%%

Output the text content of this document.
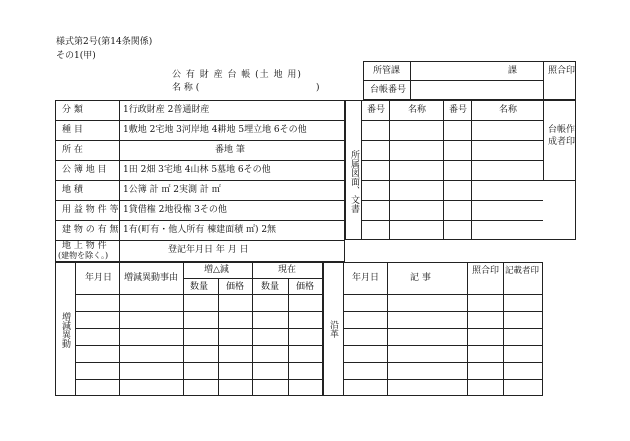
様式第2号(第14条関係)
その1(甲)
公 有 財 産 台 帳 (土 地 用)
名 称 (	)
所管課	課
台帳番号
照合印
分 類	1行政財産 2普通財産
種 目	1敷地 2宅地 3河岸地 4耕地 5埋立地 6その他
所 在	番地 筆
公 簿 地 目 1田 2畑 3宅地 4山林 5墓地 6その他
地 積	1公簿 計 ㎡ 2実測 計 ㎡
用 益 物 件 等 1貸借権 2地役権 3その他
建 物 の 有 無 1有(町有・他人所有 棟建面積 ㎡) 2無
地 上 物 件
(建物を除く。)
登記年月日 年 月 日
所属図面、文書
番号	名称	番号	名称
台帳作成者印
増減異動
年月日 増減異動事由
増△減	現在
数量 価格 数量 価格
沿革
年月日	記 事
照合印 記載者印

%%

__GOAL__
Please write out all the data again word for word, but not the pictures.

__ANSWER TO THE PROBLEM__
Output the text content of this document.
様式第2号(第14条関係)
その1(甲)
公 有 財 産 台 帳 (土 地 用)
名 称 (	)
所管課	課
台帳番号
照合印
分 類	1行政財産 2普通財産
種 目	1敷地 2宅地 3河岸地 4耕地 5埋立地 6その他
所 在	番地 筆
公 簿 地 目 1田 2畑 3宅地 4山林 5墓地 6その他
地 積	1公簿 計 ㎡ 2実測 計 ㎡
用 益 物 件 等 1貸借権 2地役権 3その他
建 物 の 有 無 1有(町有・他人所有 棟建面積 ㎡) 2無
地 上 物 件
(建物を除く。)
登記年月日 年 月 日
所属図面、文書
番号	名称	番号	名称
台帳作成者印
増減異動
年月日 増減異動事由
増△減	現在
数量 価格 数量 価格
沿革
年月日	記 事
照合印 記載者印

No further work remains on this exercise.